### Aim
In the data below, locate each line with the word "abuse" and list it.

──────── Listed entries ────────

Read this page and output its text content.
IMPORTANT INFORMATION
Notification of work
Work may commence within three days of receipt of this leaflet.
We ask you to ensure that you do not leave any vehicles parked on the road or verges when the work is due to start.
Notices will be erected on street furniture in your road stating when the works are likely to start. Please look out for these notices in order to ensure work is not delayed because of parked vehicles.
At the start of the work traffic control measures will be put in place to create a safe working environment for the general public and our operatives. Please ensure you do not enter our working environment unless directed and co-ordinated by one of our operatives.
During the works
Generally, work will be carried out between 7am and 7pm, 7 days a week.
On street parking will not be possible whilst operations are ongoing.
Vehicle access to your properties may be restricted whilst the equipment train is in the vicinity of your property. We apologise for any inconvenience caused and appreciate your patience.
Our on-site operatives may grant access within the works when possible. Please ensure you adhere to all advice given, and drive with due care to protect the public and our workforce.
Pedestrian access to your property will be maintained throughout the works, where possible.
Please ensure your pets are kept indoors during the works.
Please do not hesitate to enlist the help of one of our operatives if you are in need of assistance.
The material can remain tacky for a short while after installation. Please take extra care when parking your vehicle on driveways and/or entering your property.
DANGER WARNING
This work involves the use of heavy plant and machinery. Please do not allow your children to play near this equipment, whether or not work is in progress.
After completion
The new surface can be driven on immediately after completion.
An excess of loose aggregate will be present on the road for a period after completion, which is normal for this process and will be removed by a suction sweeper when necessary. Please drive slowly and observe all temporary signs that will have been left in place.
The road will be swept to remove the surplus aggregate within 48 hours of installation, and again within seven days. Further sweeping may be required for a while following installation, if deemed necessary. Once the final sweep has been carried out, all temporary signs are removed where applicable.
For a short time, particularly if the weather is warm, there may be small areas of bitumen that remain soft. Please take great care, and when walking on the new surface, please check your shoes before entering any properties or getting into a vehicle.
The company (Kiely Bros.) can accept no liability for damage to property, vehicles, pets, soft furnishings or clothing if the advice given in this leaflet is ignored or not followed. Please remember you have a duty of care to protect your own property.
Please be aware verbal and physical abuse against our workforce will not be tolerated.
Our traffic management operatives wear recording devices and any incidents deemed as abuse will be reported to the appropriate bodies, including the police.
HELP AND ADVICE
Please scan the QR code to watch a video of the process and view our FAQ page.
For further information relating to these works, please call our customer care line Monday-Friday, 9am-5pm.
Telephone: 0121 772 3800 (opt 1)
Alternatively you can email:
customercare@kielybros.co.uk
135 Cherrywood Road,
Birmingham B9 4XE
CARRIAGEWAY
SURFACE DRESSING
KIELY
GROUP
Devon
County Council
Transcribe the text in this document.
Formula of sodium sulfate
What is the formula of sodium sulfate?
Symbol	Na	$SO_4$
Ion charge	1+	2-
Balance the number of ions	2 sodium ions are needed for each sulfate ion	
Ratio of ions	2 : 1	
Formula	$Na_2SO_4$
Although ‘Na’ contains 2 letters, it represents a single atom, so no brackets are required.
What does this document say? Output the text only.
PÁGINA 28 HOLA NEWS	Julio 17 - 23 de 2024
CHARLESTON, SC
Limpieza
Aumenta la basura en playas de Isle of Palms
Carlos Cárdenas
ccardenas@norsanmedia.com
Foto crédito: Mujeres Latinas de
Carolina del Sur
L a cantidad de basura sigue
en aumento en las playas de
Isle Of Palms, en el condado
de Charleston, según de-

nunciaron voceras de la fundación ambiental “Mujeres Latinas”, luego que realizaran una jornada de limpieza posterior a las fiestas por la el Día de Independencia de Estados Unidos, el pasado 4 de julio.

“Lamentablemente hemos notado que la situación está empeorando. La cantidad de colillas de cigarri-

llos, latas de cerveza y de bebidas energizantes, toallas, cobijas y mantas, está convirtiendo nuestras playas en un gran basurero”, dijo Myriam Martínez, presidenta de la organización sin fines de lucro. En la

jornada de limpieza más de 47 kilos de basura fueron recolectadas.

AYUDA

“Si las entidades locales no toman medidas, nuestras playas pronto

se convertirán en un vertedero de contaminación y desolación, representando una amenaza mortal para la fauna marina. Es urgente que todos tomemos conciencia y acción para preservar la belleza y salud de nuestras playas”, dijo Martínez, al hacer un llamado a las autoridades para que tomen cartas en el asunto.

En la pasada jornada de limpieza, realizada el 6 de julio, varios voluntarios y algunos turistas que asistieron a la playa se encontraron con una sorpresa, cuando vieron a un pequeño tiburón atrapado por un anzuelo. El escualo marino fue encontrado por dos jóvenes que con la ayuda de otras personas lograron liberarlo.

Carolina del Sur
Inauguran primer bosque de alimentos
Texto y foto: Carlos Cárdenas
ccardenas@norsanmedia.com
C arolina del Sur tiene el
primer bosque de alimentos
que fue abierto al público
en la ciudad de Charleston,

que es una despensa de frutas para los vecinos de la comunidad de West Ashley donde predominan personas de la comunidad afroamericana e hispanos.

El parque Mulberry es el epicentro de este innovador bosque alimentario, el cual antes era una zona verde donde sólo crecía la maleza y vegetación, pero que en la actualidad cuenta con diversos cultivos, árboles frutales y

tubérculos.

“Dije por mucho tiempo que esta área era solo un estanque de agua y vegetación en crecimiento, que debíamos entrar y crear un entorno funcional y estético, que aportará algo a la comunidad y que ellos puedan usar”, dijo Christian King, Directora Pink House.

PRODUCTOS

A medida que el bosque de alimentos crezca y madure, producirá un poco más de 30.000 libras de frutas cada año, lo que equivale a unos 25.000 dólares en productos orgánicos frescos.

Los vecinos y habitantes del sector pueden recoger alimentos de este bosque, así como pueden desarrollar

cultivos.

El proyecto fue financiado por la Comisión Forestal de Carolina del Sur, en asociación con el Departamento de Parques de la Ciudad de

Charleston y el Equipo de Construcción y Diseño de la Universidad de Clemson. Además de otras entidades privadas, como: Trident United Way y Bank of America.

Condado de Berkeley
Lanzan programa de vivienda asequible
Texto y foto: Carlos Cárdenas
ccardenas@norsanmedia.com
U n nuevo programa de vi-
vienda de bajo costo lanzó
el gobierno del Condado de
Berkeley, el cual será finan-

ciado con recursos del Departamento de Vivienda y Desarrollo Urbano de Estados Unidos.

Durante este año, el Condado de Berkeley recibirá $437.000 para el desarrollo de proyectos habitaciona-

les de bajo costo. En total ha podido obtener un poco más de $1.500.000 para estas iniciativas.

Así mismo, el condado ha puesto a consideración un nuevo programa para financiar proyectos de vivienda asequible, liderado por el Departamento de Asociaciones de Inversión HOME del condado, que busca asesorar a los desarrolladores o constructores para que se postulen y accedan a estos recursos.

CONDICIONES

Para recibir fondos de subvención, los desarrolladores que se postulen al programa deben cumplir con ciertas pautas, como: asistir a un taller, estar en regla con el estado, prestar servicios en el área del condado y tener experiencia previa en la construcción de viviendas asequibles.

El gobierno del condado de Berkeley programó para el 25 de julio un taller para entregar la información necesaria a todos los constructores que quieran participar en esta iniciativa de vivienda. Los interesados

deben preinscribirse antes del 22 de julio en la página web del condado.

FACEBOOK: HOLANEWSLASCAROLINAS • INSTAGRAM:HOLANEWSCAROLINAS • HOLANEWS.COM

────────

### Written response
Please be aware verbal and physical abuse against our workforce will not be tolerated.
Our traffic management operatives wear recording devices and any incidents deemed as abuse will be reported to the appropriate bodies, including the police.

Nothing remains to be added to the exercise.